◆ **Exercise directions**
Your task is to copy the listing exactly, with the pictures left out.

◆ **Provided entries**
>> START

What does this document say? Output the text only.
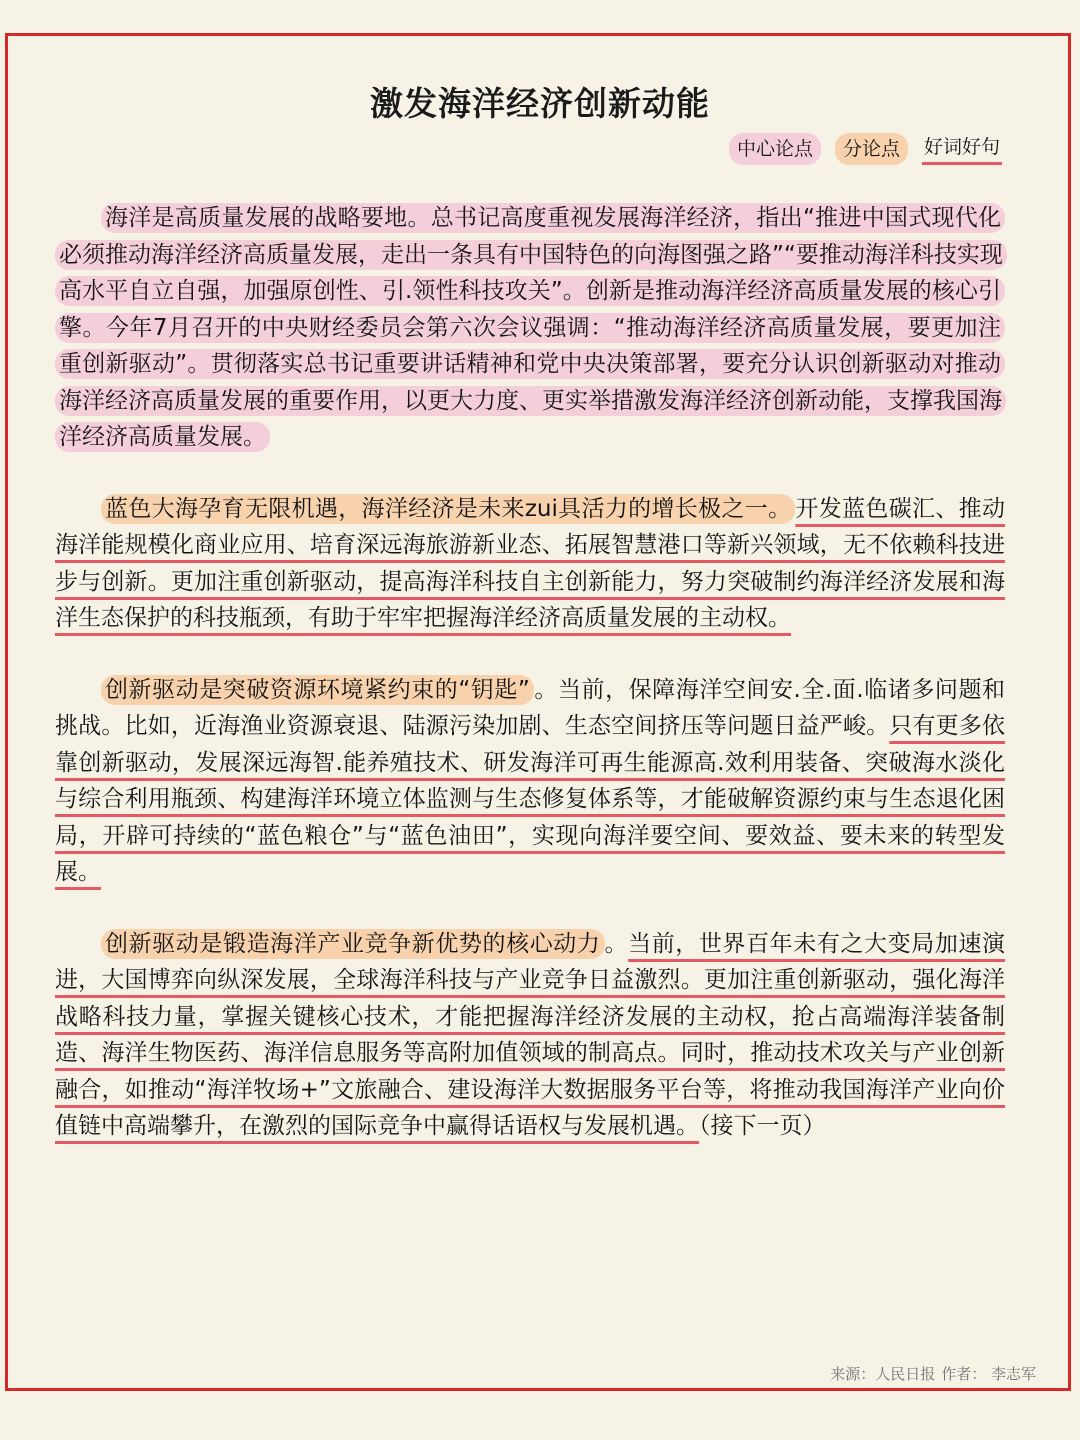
激发海洋经济创新动能
中心论点	分论点	好词好句

海洋是高质量发展的战略要地。总书记高度重视发展海洋经济，指出“推进中国式现代化必须推动海洋经济高质量发展，走出一条具有中国特色的向海图强之路”“要推动海洋科技实现高水平自立自强，加强原创性、引.领性科技攻关”。创新是推动海洋经济高质量发展的核心引擎。今年7月召开的中央财经委员会第六次会议强调：“推动海洋经济高质量发展，要更加注重创新驱动”。贯彻落实总书记重要讲话精神和党中央决策部署，要充分认识创新驱动对推动海洋经济高质量发展的重要作用，以更大力度、更实举措激发海洋经济创新动能，支撑我国海洋经济高质量发展。

蓝色大海孕育无限机遇，海洋经济是未来zui具活力的增长极之一。 开发蓝色碳汇、推动海洋能规模化商业应用、培育深远海旅游新业态、拓展智慧港口等新兴领域，无不依赖科技进步与创新。更加注重创新驱动，提高海洋科技自主创新能力，努力突破制约海洋经济发展和海洋生态保护的科技瓶颈，有助于牢牢把握海洋经济高质量发展的主动权。

创新驱动是突破资源环境紧约束的“钥匙” 。当前，保障海洋空间安.全.面.临诸多问题和挑战。比如，近海渔业资源衰退、陆源污染加剧、生态空间挤压等问题日益严峻。只有更多依靠创新驱动，发展深远海智.能养殖技术、研发海洋可再生能源高.效利用装备、突破海水淡化与综合利用瓶颈、构建海洋环境立体监测与生态修复体系等，才能破解资源约束与生态退化困局，开辟可持续的“蓝色粮仓”与“蓝色油田”，实现向海洋要空间、要效益、要未来的转型发展。

创新驱动是锻造海洋产业竞争新优势的核心动力 。当前，世界百年未有之大变局加速演进，大国博弈向纵深发展，全球海洋科技与产业竞争日益激烈。更加注重创新驱动，强化海洋战略科技力量，掌握关键核心技术，才能把握海洋经济发展的主动权，抢占高端海洋装备制造、海洋生物医药、海洋信息服务等高附加值领域的制高点。同时，推动技术攻关与产业创新融合，如推动“海洋牧场+”文旅融合、建设海洋大数据服务平台等，将推动我国海洋产业向价值链中高端攀升，在激烈的国际竞争中赢得话语权与发展机遇。（接下一页）

来源：人民日报 作者： 李志军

>> END

◆ **Response**
What does this document say? Output the text only.
激发海洋经济创新动能
中心论点	分论点	好词好句

海洋是高质量发展的战略要地。总书记高度重视发展海洋经济，指出“推进中国式现代化必须推动海洋经济高质量发展，走出一条具有中国特色的向海图强之路”“要推动海洋科技实现高水平自立自强，加强原创性、引.领性科技攻关”。创新是推动海洋经济高质量发展的核心引擎。今年7月召开的中央财经委员会第六次会议强调：“推动海洋经济高质量发展，要更加注重创新驱动”。贯彻落实总书记重要讲话精神和党中央决策部署，要充分认识创新驱动对推动海洋经济高质量发展的重要作用，以更大力度、更实举措激发海洋经济创新动能，支撑我国海洋经济高质量发展。

蓝色大海孕育无限机遇，海洋经济是未来zui具活力的增长极之一。 开发蓝色碳汇、推动海洋能规模化商业应用、培育深远海旅游新业态、拓展智慧港口等新兴领域，无不依赖科技进步与创新。更加注重创新驱动，提高海洋科技自主创新能力，努力突破制约海洋经济发展和海洋生态保护的科技瓶颈，有助于牢牢把握海洋经济高质量发展的主动权。

创新驱动是突破资源环境紧约束的“钥匙” 。当前，保障海洋空间安.全.面.临诸多问题和挑战。比如，近海渔业资源衰退、陆源污染加剧、生态空间挤压等问题日益严峻。只有更多依靠创新驱动，发展深远海智.能养殖技术、研发海洋可再生能源高.效利用装备、突破海水淡化与综合利用瓶颈、构建海洋环境立体监测与生态修复体系等，才能破解资源约束与生态退化困局，开辟可持续的“蓝色粮仓”与“蓝色油田”，实现向海洋要空间、要效益、要未来的转型发展。

创新驱动是锻造海洋产业竞争新优势的核心动力 。当前，世界百年未有之大变局加速演进，大国博弈向纵深发展，全球海洋科技与产业竞争日益激烈。更加注重创新驱动，强化海洋战略科技力量，掌握关键核心技术，才能把握海洋经济发展的主动权，抢占高端海洋装备制造、海洋生物医药、海洋信息服务等高附加值领域的制高点。同时，推动技术攻关与产业创新融合，如推动“海洋牧场+”文旅融合、建设海洋大数据服务平台等，将推动我国海洋产业向价值链中高端攀升，在激烈的国际竞争中赢得话语权与发展机遇。（接下一页）

来源：人民日报 作者： 李志军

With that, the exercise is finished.